• Written problem:
Edit each of the records so that every "square-bullet-icon" becomes "bullet-marker", with everything else kept the same. Leave the pictures out of your answer.

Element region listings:
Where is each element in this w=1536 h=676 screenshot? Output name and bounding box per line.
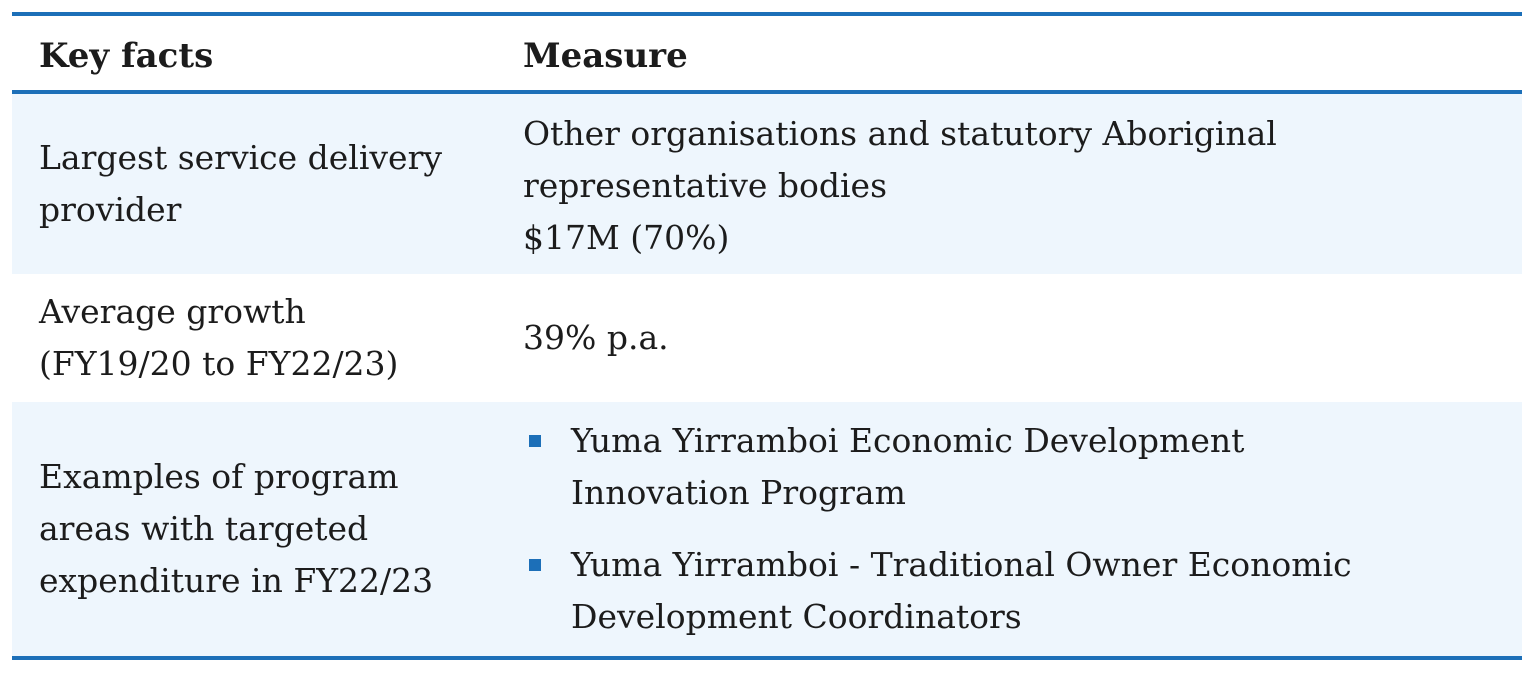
- row-measure-line: Other organisations and statutory Aborig…: [523, 114, 1277, 153]
- list-item-line: Development Coordinators: [571, 597, 1022, 636]
- list-item: Yuma Yirramboi - Traditional Owner Econo…: [523, 539, 1502, 643]
- table-row: Examples of program areas with targeted …: [12, 402, 1522, 656]
- list-item-line: Innovation Program: [571, 473, 906, 512]
- list-item-line: Yuma Yirramboi - Traditional Owner Econo…: [571, 545, 1352, 584]
- list-item-text: Yuma Yirramboi Economic Development Inno…: [571, 415, 1244, 519]
- row-measure-line: 39% p.a.: [523, 318, 669, 357]
- list-item-line: Yuma Yirramboi Economic Development: [571, 421, 1245, 460]
- program-bullet-list: Yuma Yirramboi Economic Development Inno…: [523, 415, 1502, 643]
- row-label-line: areas with targeted: [39, 509, 369, 548]
- row-label-line: (FY19/20 to FY22/23): [39, 344, 399, 383]
- row-label: Largest service delivery provider: [12, 132, 523, 236]
- row-measure: Yuma Yirramboi Economic Development Inno…: [523, 415, 1522, 643]
- row-label-line: expenditure in FY22/23: [39, 561, 434, 600]
- row-label-line: Largest service delivery: [39, 138, 442, 177]
- table-bottom-rule: [12, 656, 1522, 660]
- row-label: Average growth (FY19/20 to FY22/23): [12, 286, 523, 390]
- header-measure: Measure: [523, 36, 688, 76]
- row-label-line: provider: [39, 190, 182, 229]
- list-item-text: Yuma Yirramboi - Traditional Owner Econo…: [571, 539, 1352, 643]
- row-measure-line: $17M (70%): [523, 218, 730, 257]
- square-bullet-icon: [529, 435, 541, 447]
- table-header-row: Key facts Measure: [12, 16, 1522, 90]
- table-header-rule: [12, 90, 1522, 94]
- row-measure: 39% p.a.: [523, 312, 1522, 364]
- row-measure-line: representative bodies: [523, 166, 887, 205]
- header-key-facts: Key facts: [39, 36, 214, 76]
- row-label: Examples of program areas with targeted …: [12, 451, 523, 607]
- row-measure: Other organisations and statutory Aborig…: [523, 104, 1522, 264]
- row-label-line: Examples of program: [39, 457, 399, 496]
- list-item: Yuma Yirramboi Economic Development Inno…: [523, 415, 1502, 519]
- square-bullet-icon: [529, 559, 541, 571]
- table-top-rule: [12, 12, 1522, 16]
- table-row: Largest service delivery provider Other …: [12, 94, 1522, 274]
- key-facts-table: Key facts Measure Largest service delive…: [12, 12, 1522, 660]
- row-label-line: Average growth: [39, 292, 306, 331]
- table-row: Average growth (FY19/20 to FY22/23) 39% …: [12, 274, 1522, 402]
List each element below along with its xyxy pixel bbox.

• Final result:
Where is each element in this w=1536 h=676 screenshot? Output name and bounding box per line.
- row-measure-line: Other organisations and statutory Aborig…: [523, 114, 1277, 153]
- list-item-line: Development Coordinators: [571, 597, 1022, 636]
- list-item: Yuma Yirramboi - Traditional Owner Econo…: [523, 539, 1502, 643]
- table-row: Examples of program areas with targeted …: [12, 402, 1522, 656]
- list-item-line: Innovation Program: [571, 473, 906, 512]
- list-item-line: Yuma Yirramboi - Traditional Owner Econo…: [571, 545, 1352, 584]
- list-item-text: Yuma Yirramboi Economic Development Inno…: [571, 415, 1244, 519]
- row-measure-line: 39% p.a.: [523, 318, 669, 357]
- list-item-line: Yuma Yirramboi Economic Development: [571, 421, 1245, 460]
- program-bullet-list: Yuma Yirramboi Economic Development Inno…: [523, 415, 1502, 643]
- row-label-line: areas with targeted: [39, 509, 369, 548]
- row-label-line: (FY19/20 to FY22/23): [39, 344, 399, 383]
- row-label: Largest service delivery provider: [12, 132, 523, 236]
- row-measure: Yuma Yirramboi Economic Development Inno…: [523, 415, 1522, 643]
- row-label-line: expenditure in FY22/23: [39, 561, 434, 600]
- row-label-line: Largest service delivery: [39, 138, 442, 177]
- table-bottom-rule: [12, 656, 1522, 660]
- row-label: Average growth (FY19/20 to FY22/23): [12, 286, 523, 390]
- header-measure: Measure: [523, 36, 688, 76]
- row-label-line: provider: [39, 190, 182, 229]
- list-item-text: Yuma Yirramboi - Traditional Owner Econo…: [571, 539, 1352, 643]
- row-measure-line: $17M (70%): [523, 218, 730, 257]
- bullet-marker: [529, 435, 541, 447]
- table-header-row: Key facts Measure: [12, 16, 1522, 90]
- table-header-rule: [12, 90, 1522, 94]
- row-measure: 39% p.a.: [523, 312, 1522, 364]
- row-measure-line: representative bodies: [523, 166, 887, 205]
- header-key-facts: Key facts: [39, 36, 214, 76]
- row-label: Examples of program areas with targeted …: [12, 451, 523, 607]
- row-measure: Other organisations and statutory Aborig…: [523, 104, 1522, 264]
- row-label-line: Examples of program: [39, 457, 399, 496]
- list-item: Yuma Yirramboi Economic Development Inno…: [523, 415, 1502, 519]
- bullet-marker: [529, 559, 541, 571]
- table-top-rule: [12, 12, 1522, 16]
- table-row: Largest service delivery provider Other …: [12, 94, 1522, 274]
- key-facts-table: Key facts Measure Largest service delive…: [12, 12, 1522, 660]
- row-label-line: Average growth: [39, 292, 306, 331]
- table-row: Average growth (FY19/20 to FY22/23) 39% …: [12, 274, 1522, 402]
List each element below along with its xyxy pixel bbox.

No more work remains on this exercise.